Problem to work on:
Output the material below in full, exactly as it is.

BEGIN Task input

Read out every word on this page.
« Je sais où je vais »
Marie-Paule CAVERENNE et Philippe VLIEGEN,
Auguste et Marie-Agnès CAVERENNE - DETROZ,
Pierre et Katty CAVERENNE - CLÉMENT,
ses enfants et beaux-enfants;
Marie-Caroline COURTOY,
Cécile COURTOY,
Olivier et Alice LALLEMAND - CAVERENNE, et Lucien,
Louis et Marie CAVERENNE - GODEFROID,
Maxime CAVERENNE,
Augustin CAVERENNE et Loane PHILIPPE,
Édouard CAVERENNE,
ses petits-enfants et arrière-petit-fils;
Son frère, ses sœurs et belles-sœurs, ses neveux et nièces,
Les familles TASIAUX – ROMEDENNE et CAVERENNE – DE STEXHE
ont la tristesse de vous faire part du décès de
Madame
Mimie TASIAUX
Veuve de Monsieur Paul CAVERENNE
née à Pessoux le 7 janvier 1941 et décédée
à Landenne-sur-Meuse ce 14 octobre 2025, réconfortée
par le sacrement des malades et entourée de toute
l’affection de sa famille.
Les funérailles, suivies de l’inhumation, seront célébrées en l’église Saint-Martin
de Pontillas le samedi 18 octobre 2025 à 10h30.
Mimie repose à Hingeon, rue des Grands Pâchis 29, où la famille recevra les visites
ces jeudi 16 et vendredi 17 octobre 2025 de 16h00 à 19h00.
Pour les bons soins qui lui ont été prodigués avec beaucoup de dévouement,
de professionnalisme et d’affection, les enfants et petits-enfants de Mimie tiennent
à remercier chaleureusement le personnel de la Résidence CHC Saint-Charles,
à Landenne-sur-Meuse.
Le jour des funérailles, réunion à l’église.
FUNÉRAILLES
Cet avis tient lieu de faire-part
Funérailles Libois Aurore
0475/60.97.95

END Task input

Result for this exercise:
Read out every word on this page.
« Je sais où je vais »
Marie-Paule CAVERENNE et Philippe VLIEGEN,
Auguste et Marie-Agnès CAVERENNE - DETROZ,
Pierre et Katty CAVERENNE - CLÉMENT,
ses enfants et beaux-enfants;
Marie-Caroline COURTOY,
Cécile COURTOY,
Olivier et Alice LALLEMAND - CAVERENNE, et Lucien,
Louis et Marie CAVERENNE - GODEFROID,
Maxime CAVERENNE,
Augustin CAVERENNE et Loane PHILIPPE,
Édouard CAVERENNE,
ses petits-enfants et arrière-petit-fils;
Son frère, ses sœurs et belles-sœurs, ses neveux et nièces,
Les familles TASIAUX – ROMEDENNE et CAVERENNE – DE STEXHE
ont la tristesse de vous faire part du décès de
Madame
Mimie TASIAUX
Veuve de Monsieur Paul CAVERENNE
née à Pessoux le 7 janvier 1941 et décédée
à Landenne-sur-Meuse ce 14 octobre 2025, réconfortée
par le sacrement des malades et entourée de toute
l’affection de sa famille.
Les funérailles, suivies de l’inhumation, seront célébrées en l’église Saint-Martin
de Pontillas le samedi 18 octobre 2025 à 10h30.
Mimie repose à Hingeon, rue des Grands Pâchis 29, où la famille recevra les visites
ces jeudi 16 et vendredi 17 octobre 2025 de 16h00 à 19h00.
Pour les bons soins qui lui ont été prodigués avec beaucoup de dévouement,
de professionnalisme et d’affection, les enfants et petits-enfants de Mimie tiennent
à remercier chaleureusement le personnel de la Résidence CHC Saint-Charles,
à Landenne-sur-Meuse.
Le jour des funérailles, réunion à l’église.
FUNÉRAILLES
Cet avis tient lieu de faire-part
Funérailles Libois Aurore
0475/60.97.95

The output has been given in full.